### Input rows ###

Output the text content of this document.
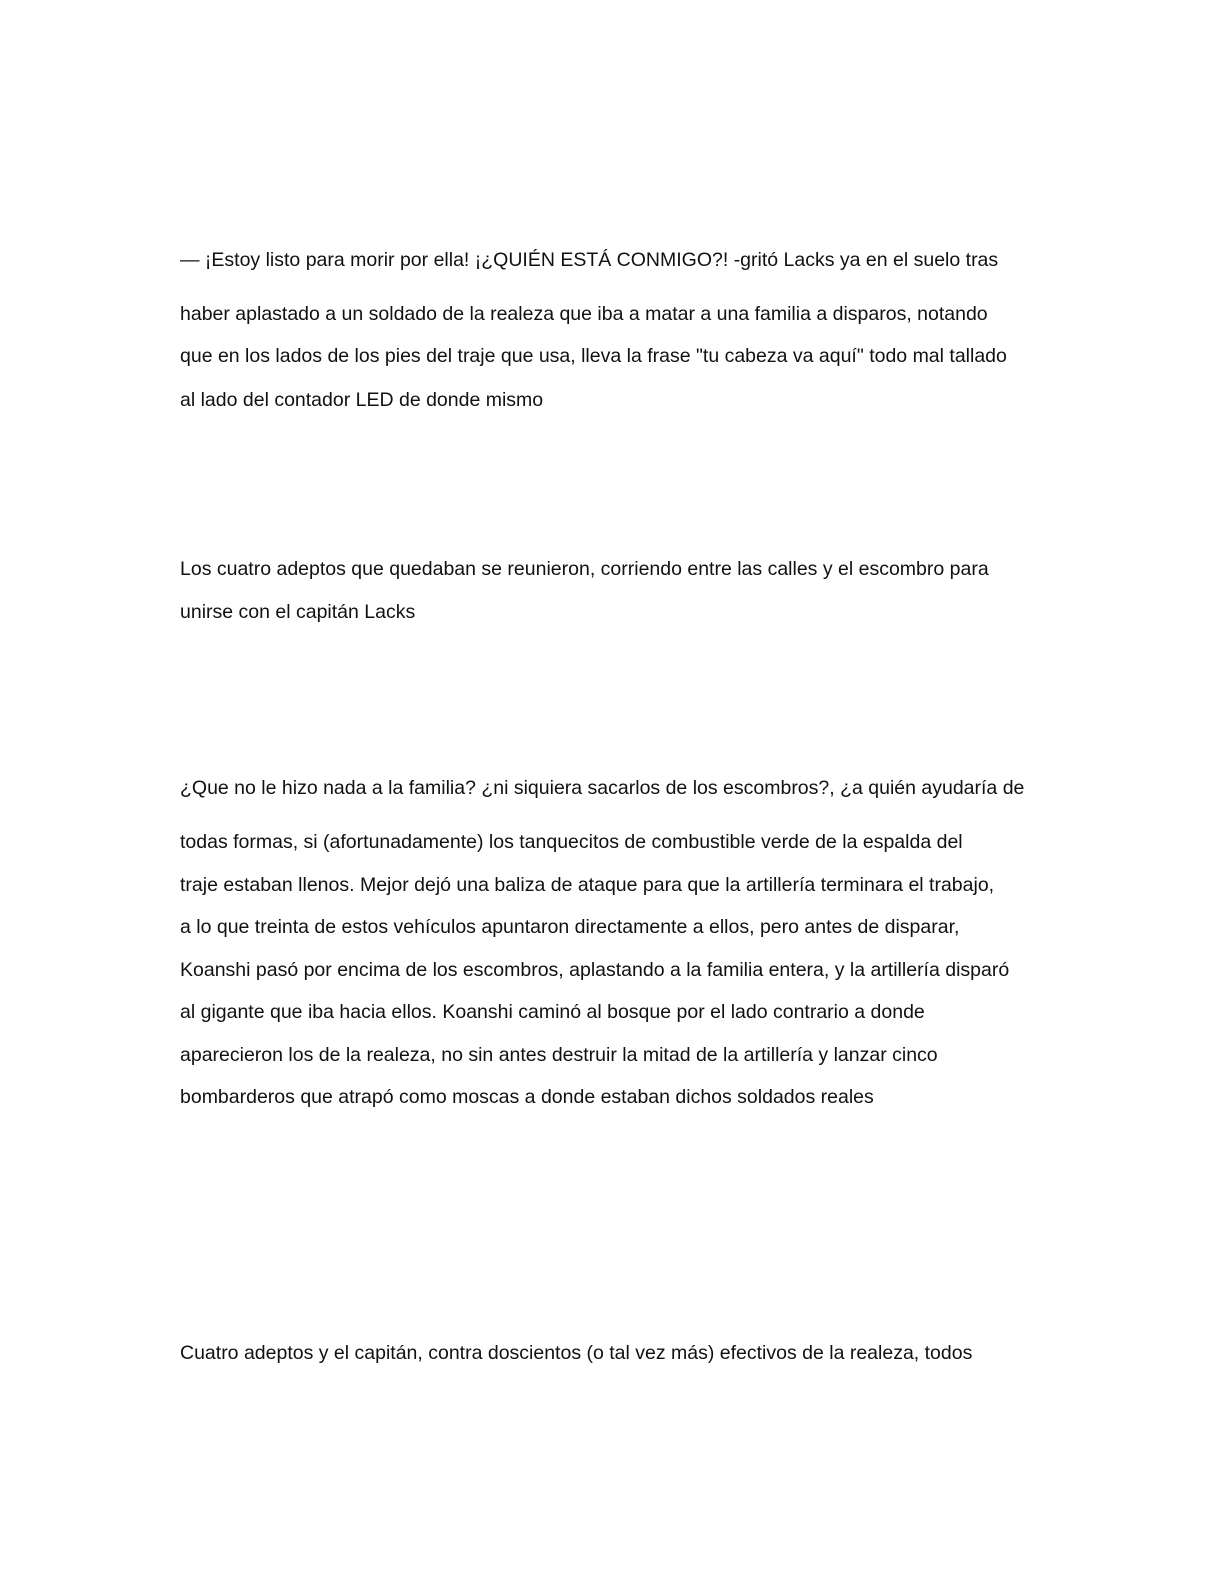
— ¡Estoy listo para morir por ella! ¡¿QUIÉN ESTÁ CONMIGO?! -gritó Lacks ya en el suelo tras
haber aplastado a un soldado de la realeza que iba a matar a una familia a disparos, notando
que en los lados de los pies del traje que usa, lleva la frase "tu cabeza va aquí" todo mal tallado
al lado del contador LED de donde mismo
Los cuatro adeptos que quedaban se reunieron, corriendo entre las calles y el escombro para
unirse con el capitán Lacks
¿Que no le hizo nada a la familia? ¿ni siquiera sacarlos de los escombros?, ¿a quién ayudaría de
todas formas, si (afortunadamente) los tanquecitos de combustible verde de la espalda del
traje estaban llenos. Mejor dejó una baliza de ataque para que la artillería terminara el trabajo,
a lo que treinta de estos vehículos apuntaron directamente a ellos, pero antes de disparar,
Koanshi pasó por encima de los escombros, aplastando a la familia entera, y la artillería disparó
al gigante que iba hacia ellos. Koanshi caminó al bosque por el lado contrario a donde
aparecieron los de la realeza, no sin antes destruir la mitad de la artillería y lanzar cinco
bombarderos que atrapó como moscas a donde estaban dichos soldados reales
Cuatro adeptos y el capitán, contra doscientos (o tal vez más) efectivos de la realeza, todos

###

• **Aim**
Where a line contains the string "donde", extract that line.

• **Output for this task**
al lado del contador LED de donde mismo
al gigante que iba hacia ellos. Koanshi caminó al bosque por el lado contrario a donde
bombarderos que atrapó como moscas a donde estaban dichos soldados reales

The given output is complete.